Task input =

☆ ☆ ☆ ☆ ☆ ☆ ☆

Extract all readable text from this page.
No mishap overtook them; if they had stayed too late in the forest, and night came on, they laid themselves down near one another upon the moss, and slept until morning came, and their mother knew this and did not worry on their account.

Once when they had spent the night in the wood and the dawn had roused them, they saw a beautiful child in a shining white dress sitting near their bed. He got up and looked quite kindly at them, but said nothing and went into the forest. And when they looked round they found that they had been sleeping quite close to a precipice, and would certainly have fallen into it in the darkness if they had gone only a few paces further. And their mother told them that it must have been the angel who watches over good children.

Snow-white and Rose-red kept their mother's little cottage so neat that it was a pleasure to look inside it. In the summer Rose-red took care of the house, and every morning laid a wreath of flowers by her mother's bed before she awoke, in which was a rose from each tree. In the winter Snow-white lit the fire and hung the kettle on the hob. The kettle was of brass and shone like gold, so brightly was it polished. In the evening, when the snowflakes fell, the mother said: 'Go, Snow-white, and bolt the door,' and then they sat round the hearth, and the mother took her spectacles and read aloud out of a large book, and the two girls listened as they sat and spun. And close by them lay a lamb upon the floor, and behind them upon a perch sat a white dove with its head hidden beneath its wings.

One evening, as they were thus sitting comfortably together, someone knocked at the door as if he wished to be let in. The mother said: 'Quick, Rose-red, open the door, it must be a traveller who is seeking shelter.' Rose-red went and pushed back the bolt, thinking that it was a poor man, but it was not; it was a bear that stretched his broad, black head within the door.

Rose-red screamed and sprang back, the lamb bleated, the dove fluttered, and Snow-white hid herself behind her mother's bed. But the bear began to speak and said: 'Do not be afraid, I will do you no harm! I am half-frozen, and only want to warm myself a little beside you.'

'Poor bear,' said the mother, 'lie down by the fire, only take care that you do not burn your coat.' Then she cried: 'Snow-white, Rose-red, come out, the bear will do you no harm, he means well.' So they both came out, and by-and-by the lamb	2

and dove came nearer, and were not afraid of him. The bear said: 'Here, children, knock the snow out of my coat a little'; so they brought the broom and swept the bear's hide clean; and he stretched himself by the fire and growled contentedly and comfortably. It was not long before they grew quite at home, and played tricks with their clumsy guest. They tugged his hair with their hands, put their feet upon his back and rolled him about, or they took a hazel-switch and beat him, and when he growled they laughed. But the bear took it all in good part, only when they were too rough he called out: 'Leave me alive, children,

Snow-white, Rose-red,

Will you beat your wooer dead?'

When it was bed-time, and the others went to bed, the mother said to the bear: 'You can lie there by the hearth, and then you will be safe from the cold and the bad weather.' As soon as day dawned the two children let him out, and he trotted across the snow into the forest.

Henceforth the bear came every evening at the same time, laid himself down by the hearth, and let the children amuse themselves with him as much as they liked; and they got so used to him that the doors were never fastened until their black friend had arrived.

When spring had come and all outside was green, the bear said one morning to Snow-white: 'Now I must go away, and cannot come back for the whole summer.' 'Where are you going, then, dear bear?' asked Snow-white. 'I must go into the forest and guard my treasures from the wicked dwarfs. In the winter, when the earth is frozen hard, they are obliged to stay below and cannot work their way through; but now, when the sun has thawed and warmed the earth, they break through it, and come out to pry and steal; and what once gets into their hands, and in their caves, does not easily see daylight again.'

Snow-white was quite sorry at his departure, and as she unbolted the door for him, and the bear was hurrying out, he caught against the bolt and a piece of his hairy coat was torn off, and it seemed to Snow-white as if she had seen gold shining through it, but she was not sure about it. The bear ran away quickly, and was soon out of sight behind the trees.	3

☆ ☆ ☆ ☆ ☆ ☆ ☆

Task requirements = Without leaving anything out, give the entries again exactly.

Response to the exercise =
Extract all readable text from this page.
No mishap overtook them; if they had stayed too late in the forest, and night came on, they laid themselves down near one another upon the moss, and slept until morning came, and their mother knew this and did not worry on their account.

Once when they had spent the night in the wood and the dawn had roused them, they saw a beautiful child in a shining white dress sitting near their bed. He got up and looked quite kindly at them, but said nothing and went into the forest. And when they looked round they found that they had been sleeping quite close to a precipice, and would certainly have fallen into it in the darkness if they had gone only a few paces further. And their mother told them that it must have been the angel who watches over good children.

Snow-white and Rose-red kept their mother's little cottage so neat that it was a pleasure to look inside it. In the summer Rose-red took care of the house, and every morning laid a wreath of flowers by her mother's bed before she awoke, in which was a rose from each tree. In the winter Snow-white lit the fire and hung the kettle on the hob. The kettle was of brass and shone like gold, so brightly was it polished. In the evening, when the snowflakes fell, the mother said: 'Go, Snow-white, and bolt the door,' and then they sat round the hearth, and the mother took her spectacles and read aloud out of a large book, and the two girls listened as they sat and spun. And close by them lay a lamb upon the floor, and behind them upon a perch sat a white dove with its head hidden beneath its wings.

One evening, as they were thus sitting comfortably together, someone knocked at the door as if he wished to be let in. The mother said: 'Quick, Rose-red, open the door, it must be a traveller who is seeking shelter.' Rose-red went and pushed back the bolt, thinking that it was a poor man, but it was not; it was a bear that stretched his broad, black head within the door.

Rose-red screamed and sprang back, the lamb bleated, the dove fluttered, and Snow-white hid herself behind her mother's bed. But the bear began to speak and said: 'Do not be afraid, I will do you no harm! I am half-frozen, and only want to warm myself a little beside you.'

'Poor bear,' said the mother, 'lie down by the fire, only take care that you do not burn your coat.' Then she cried: 'Snow-white, Rose-red, come out, the bear will do you no harm, he means well.' So they both came out, and by-and-by the lamb	2

and dove came nearer, and were not afraid of him. The bear said: 'Here, children, knock the snow out of my coat a little'; so they brought the broom and swept the bear's hide clean; and he stretched himself by the fire and growled contentedly and comfortably. It was not long before they grew quite at home, and played tricks with their clumsy guest. They tugged his hair with their hands, put their feet upon his back and rolled him about, or they took a hazel-switch and beat him, and when he growled they laughed. But the bear took it all in good part, only when they were too rough he called out: 'Leave me alive, children,

Snow-white, Rose-red,

Will you beat your wooer dead?'

When it was bed-time, and the others went to bed, the mother said to the bear: 'You can lie there by the hearth, and then you will be safe from the cold and the bad weather.' As soon as day dawned the two children let him out, and he trotted across the snow into the forest.

Henceforth the bear came every evening at the same time, laid himself down by the hearth, and let the children amuse themselves with him as much as they liked; and they got so used to him that the doors were never fastened until their black friend had arrived.

When spring had come and all outside was green, the bear said one morning to Snow-white: 'Now I must go away, and cannot come back for the whole summer.' 'Where are you going, then, dear bear?' asked Snow-white. 'I must go into the forest and guard my treasures from the wicked dwarfs. In the winter, when the earth is frozen hard, they are obliged to stay below and cannot work their way through; but now, when the sun has thawed and warmed the earth, they break through it, and come out to pry and steal; and what once gets into their hands, and in their caves, does not easily see daylight again.'

Snow-white was quite sorry at his departure, and as she unbolted the door for him, and the bear was hurrying out, he caught against the bolt and a piece of his hairy coat was torn off, and it seemed to Snow-white as if she had seen gold shining through it, but she was not sure about it. The bear ran away quickly, and was soon out of sight behind the trees.	3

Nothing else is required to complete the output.